> **PROBLEM REQUIREMENTS**
In the listing below, please print the line that contains "Convert this document image to plain text." and every line that follows it, exactly.

> **INPUT FOR THIS TASK**
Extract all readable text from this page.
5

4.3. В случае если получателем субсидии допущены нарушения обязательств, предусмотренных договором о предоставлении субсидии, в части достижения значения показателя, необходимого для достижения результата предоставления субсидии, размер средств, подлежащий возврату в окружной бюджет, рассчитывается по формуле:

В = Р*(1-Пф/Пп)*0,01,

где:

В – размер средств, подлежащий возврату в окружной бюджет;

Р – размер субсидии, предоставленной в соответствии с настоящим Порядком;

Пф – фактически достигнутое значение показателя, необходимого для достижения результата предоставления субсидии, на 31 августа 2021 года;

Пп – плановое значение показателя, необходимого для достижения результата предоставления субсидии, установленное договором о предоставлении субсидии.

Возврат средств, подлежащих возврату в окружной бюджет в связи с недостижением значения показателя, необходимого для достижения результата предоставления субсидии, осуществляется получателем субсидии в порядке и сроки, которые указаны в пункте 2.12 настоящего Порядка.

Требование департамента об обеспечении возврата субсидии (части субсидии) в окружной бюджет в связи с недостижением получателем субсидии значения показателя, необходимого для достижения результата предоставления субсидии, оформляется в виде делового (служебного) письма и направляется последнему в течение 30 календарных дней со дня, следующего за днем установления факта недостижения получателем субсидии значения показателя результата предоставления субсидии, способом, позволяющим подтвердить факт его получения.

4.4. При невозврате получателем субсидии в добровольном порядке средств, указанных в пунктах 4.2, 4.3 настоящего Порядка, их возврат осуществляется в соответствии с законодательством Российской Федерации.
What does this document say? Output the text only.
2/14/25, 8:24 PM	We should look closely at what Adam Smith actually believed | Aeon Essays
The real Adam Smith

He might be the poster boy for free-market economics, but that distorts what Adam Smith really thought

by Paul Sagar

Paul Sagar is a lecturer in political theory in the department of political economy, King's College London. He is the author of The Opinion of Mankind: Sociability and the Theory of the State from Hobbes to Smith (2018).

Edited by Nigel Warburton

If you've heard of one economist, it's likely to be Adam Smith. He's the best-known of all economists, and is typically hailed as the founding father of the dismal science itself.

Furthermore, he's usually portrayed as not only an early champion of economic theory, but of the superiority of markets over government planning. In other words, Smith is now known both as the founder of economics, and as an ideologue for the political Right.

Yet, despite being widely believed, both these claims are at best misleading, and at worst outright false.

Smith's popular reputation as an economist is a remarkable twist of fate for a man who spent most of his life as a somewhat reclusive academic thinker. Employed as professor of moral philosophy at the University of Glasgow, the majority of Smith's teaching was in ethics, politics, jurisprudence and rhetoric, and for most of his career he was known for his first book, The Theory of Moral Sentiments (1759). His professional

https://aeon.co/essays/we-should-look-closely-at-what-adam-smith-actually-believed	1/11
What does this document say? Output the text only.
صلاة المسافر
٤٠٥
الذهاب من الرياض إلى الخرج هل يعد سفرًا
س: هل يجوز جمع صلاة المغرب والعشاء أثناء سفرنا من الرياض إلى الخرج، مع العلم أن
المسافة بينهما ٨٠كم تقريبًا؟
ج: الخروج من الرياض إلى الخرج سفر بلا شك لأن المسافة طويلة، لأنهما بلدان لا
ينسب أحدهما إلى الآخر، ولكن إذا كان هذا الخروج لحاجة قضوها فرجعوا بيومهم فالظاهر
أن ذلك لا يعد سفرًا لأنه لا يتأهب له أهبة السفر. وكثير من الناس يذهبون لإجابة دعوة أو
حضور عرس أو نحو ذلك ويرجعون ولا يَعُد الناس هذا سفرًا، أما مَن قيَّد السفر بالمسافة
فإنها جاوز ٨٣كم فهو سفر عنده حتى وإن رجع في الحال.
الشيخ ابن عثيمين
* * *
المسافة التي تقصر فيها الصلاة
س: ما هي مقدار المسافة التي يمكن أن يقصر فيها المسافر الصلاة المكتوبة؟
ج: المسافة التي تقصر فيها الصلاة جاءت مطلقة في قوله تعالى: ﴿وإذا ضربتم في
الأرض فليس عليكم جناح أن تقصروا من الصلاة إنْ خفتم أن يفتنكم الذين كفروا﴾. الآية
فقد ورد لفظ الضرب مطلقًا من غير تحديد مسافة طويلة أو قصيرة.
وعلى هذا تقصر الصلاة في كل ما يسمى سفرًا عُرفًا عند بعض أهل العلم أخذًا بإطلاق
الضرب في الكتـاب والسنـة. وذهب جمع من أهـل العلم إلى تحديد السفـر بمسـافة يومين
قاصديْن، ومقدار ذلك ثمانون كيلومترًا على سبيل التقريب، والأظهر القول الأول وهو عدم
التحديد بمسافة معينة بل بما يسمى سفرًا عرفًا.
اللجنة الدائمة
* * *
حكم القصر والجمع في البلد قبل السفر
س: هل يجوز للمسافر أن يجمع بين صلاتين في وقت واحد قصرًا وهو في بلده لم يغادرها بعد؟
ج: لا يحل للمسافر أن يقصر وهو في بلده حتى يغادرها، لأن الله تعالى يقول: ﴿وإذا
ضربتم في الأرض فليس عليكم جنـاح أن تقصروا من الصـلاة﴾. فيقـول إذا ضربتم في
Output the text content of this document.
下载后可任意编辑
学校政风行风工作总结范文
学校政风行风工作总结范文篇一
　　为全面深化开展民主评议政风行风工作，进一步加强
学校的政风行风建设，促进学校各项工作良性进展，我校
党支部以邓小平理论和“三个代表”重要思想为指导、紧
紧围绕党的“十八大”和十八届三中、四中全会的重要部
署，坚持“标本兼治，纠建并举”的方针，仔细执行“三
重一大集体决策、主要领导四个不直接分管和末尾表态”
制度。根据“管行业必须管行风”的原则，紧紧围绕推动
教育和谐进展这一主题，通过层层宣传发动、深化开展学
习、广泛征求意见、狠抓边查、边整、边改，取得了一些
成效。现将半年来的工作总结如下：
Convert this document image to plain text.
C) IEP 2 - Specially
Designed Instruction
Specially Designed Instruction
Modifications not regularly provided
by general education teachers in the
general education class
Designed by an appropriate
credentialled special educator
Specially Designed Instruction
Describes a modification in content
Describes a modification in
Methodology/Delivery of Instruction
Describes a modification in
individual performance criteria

> **COMPLETE ANSWER**
Convert this document image to plain text.
C) IEP 2 - Specially
Designed Instruction
Specially Designed Instruction
Modifications not regularly provided
by general education teachers in the
general education class
Designed by an appropriate
credentialled special educator
Specially Designed Instruction
Describes a modification in content
Describes a modification in
Methodology/Delivery of Instruction
Describes a modification in
individual performance criteria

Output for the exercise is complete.